Task directions: Your task is to repeat the lines below exactly, excluding any pictures they contain.

Provided records:
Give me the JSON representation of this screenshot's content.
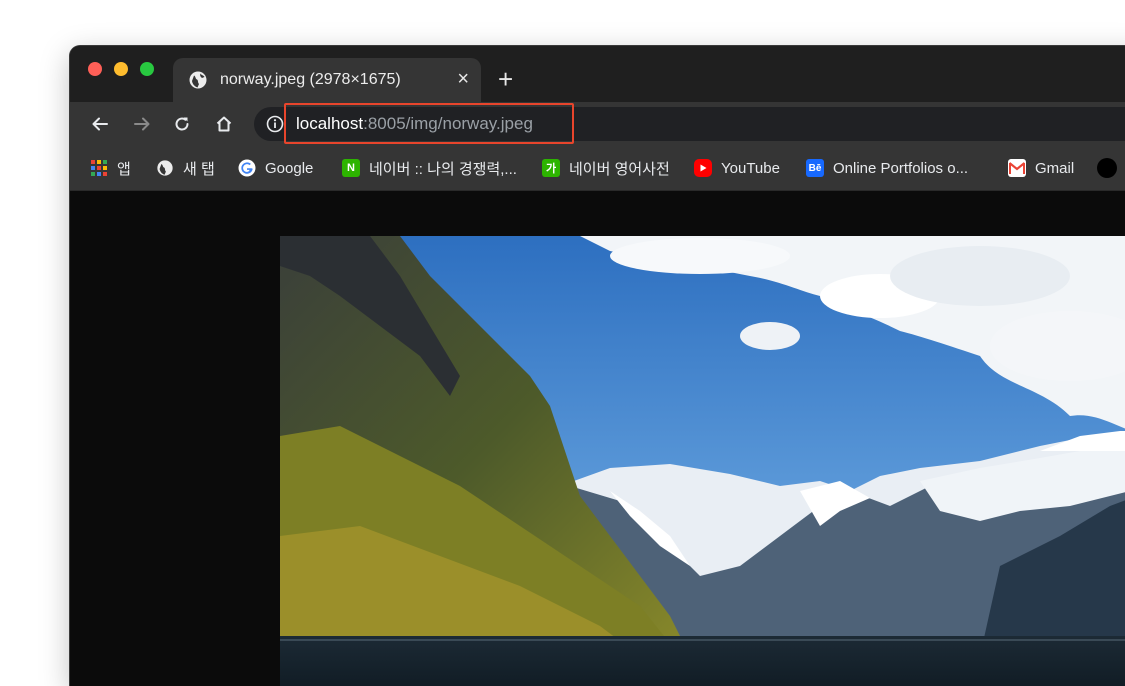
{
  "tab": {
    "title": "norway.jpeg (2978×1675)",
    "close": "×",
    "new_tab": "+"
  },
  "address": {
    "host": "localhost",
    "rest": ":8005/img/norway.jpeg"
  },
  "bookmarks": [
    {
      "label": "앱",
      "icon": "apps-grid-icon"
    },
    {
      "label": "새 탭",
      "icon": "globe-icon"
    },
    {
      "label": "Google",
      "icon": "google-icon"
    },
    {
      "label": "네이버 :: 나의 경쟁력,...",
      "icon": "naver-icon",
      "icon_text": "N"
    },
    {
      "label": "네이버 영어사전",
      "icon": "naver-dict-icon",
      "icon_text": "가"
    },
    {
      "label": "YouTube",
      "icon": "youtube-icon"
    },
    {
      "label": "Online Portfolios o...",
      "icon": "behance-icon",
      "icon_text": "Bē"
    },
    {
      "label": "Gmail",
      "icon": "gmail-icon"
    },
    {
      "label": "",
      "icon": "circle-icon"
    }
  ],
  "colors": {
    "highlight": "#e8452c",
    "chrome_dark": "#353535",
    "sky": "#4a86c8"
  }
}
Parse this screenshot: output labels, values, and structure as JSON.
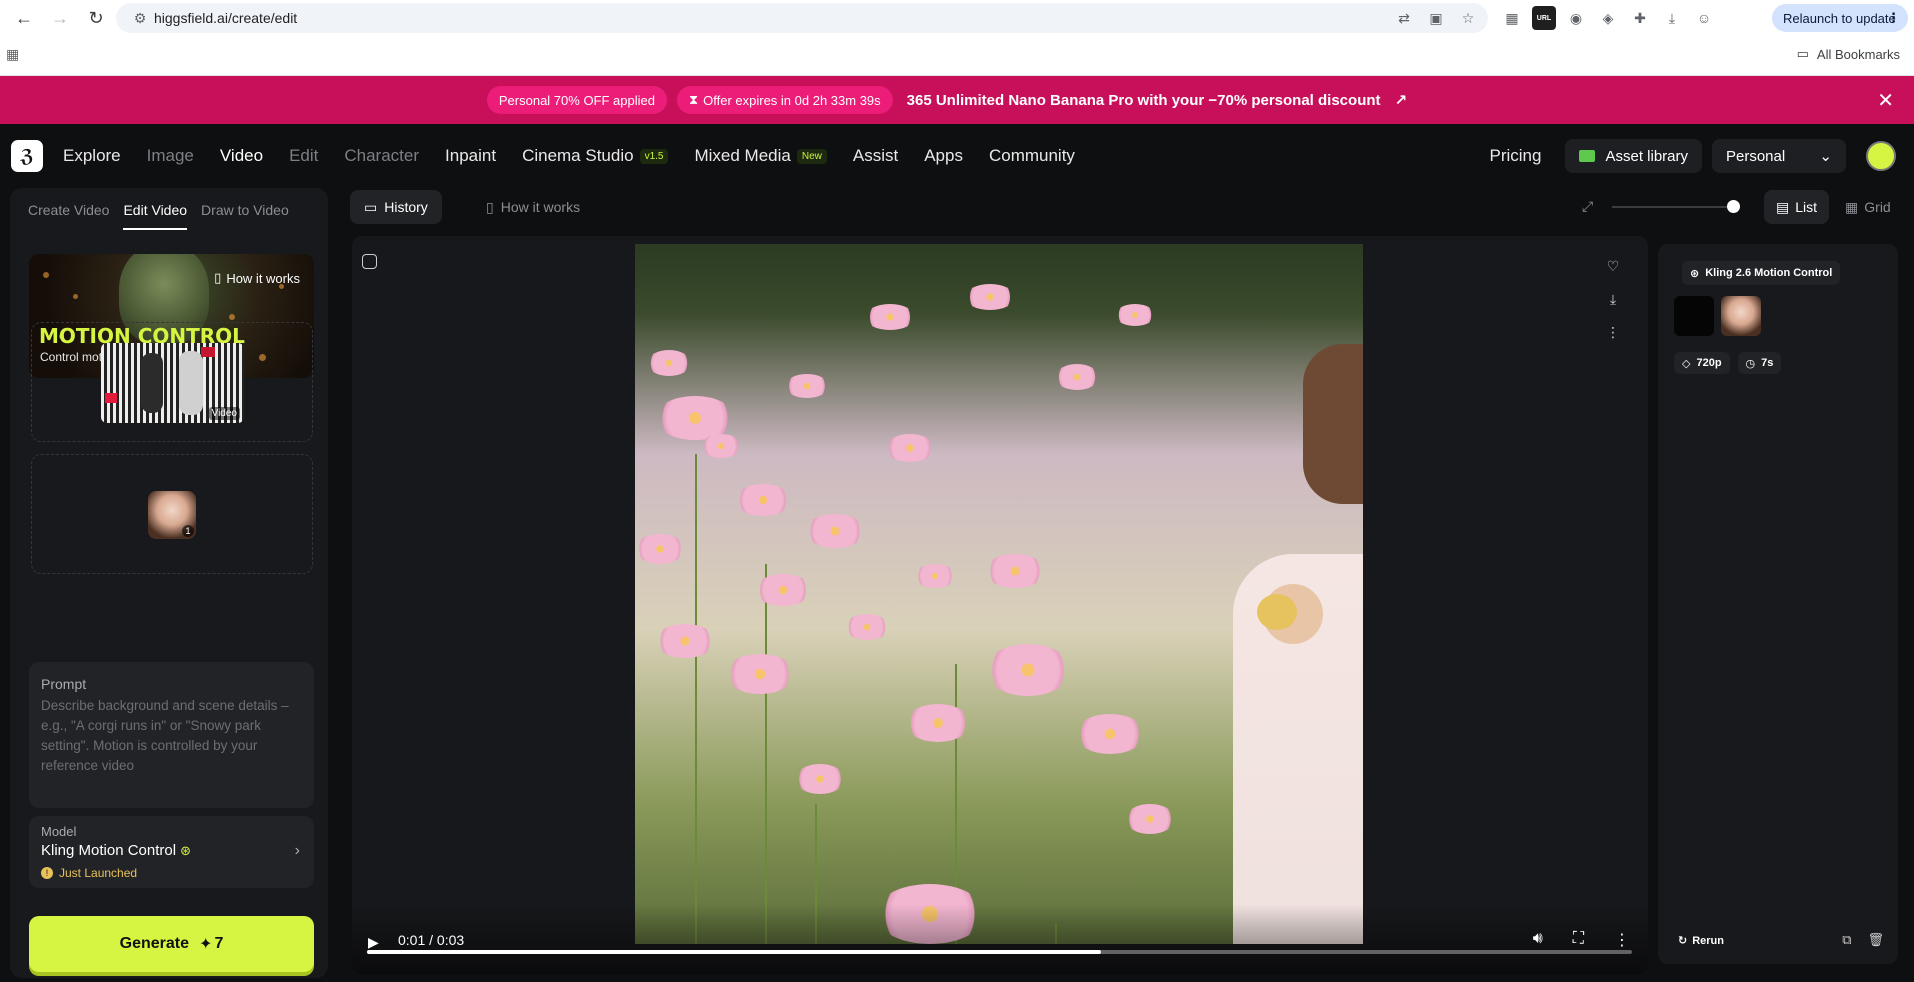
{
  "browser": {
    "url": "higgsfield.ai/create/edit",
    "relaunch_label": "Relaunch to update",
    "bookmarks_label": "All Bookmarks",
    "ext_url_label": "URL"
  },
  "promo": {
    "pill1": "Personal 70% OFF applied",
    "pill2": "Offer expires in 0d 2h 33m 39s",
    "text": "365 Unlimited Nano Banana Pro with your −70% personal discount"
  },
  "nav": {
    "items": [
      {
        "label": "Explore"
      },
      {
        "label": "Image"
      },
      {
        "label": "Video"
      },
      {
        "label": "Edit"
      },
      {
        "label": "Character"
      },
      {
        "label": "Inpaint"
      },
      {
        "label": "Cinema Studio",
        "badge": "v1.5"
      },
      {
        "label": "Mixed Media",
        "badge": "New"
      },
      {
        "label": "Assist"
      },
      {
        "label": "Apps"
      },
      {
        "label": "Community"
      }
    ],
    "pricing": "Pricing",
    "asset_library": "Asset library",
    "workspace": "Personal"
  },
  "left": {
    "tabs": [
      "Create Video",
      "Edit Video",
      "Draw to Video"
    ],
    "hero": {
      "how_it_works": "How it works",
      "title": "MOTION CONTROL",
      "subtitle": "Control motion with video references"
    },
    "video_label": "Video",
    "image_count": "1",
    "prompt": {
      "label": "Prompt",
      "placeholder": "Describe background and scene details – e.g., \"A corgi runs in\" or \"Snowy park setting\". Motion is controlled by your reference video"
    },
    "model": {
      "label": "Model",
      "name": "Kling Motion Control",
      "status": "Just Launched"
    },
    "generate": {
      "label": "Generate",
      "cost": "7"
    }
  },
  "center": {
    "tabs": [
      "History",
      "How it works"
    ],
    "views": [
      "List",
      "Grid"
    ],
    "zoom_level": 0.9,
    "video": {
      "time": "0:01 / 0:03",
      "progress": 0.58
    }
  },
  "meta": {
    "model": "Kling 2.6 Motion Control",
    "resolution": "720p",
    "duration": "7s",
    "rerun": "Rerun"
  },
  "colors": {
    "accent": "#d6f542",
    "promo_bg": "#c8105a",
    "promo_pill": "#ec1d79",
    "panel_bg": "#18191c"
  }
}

Solution:
Give me the JSON representation of this screenshot's content.
{
  "tab": {
    "title": "norway.jpeg (2978×1675)",
    "close": "×",
    "new_tab": "+"
  },
  "address": {
    "host": "localhost",
    "rest": ":8005/img/norway.jpeg"
  },
  "bookmarks": [
    {
      "label": "앱",
      "icon": "apps-grid-icon"
    },
    {
      "label": "새 탭",
      "icon": "globe-icon"
    },
    {
      "label": "Google",
      "icon": "google-icon"
    },
    {
      "label": "네이버 :: 나의 경쟁력,...",
      "icon": "naver-icon",
      "icon_text": "N"
    },
    {
      "label": "네이버 영어사전",
      "icon": "naver-dict-icon",
      "icon_text": "가"
    },
    {
      "label": "YouTube",
      "icon": "youtube-icon"
    },
    {
      "label": "Online Portfolios o...",
      "icon": "behance-icon",
      "icon_text": "Bē"
    },
    {
      "label": "Gmail",
      "icon": "gmail-icon"
    },
    {
      "label": "",
      "icon": "circle-icon"
    }
  ],
  "colors": {
    "highlight": "#e8452c",
    "chrome_dark": "#353535",
    "sky": "#4a86c8"
  }
}
Parse this screenshot: output labels, values, and structure as JSON.
{
  "browser": {
    "url": "higgsfield.ai/create/edit",
    "relaunch_label": "Relaunch to update",
    "bookmarks_label": "All Bookmarks",
    "ext_url_label": "URL"
  },
  "promo": {
    "pill1": "Personal 70% OFF applied",
    "pill2": "Offer expires in 0d 2h 33m 39s",
    "text": "365 Unlimited Nano Banana Pro with your −70% personal discount"
  },
  "nav": {
    "items": [
      {
        "label": "Explore"
      },
      {
        "label": "Image"
      },
      {
        "label": "Video"
      },
      {
        "label": "Edit"
      },
      {
        "label": "Character"
      },
      {
        "label": "Inpaint"
      },
      {
        "label": "Cinema Studio",
        "badge": "v1.5"
      },
      {
        "label": "Mixed Media",
        "badge": "New"
      },
      {
        "label": "Assist"
      },
      {
        "label": "Apps"
      },
      {
        "label": "Community"
      }
    ],
    "pricing": "Pricing",
    "asset_library": "Asset library",
    "workspace": "Personal"
  },
  "left": {
    "tabs": [
      "Create Video",
      "Edit Video",
      "Draw to Video"
    ],
    "hero": {
      "how_it_works": "How it works",
      "title": "MOTION CONTROL",
      "subtitle": "Control motion with video references"
    },
    "video_label": "Video",
    "image_count": "1",
    "prompt": {
      "label": "Prompt",
      "placeholder": "Describe background and scene details – e.g., \"A corgi runs in\" or \"Snowy park setting\". Motion is controlled by your reference video"
    },
    "model": {
      "label": "Model",
      "name": "Kling Motion Control",
      "status": "Just Launched"
    },
    "generate": {
      "label": "Generate",
      "cost": "7"
    }
  },
  "center": {
    "tabs": [
      "History",
      "How it works"
    ],
    "views": [
      "List",
      "Grid"
    ],
    "zoom_level": 0.9,
    "video": {
      "time": "0:01 / 0:03",
      "progress": 0.58
    }
  },
  "meta": {
    "model": "Kling 2.6 Motion Control",
    "resolution": "720p",
    "duration": "7s",
    "rerun": "Rerun"
  },
  "colors": {
    "accent": "#d6f542",
    "promo_bg": "#c8105a",
    "promo_pill": "#ec1d79",
    "panel_bg": "#18191c"
  }
}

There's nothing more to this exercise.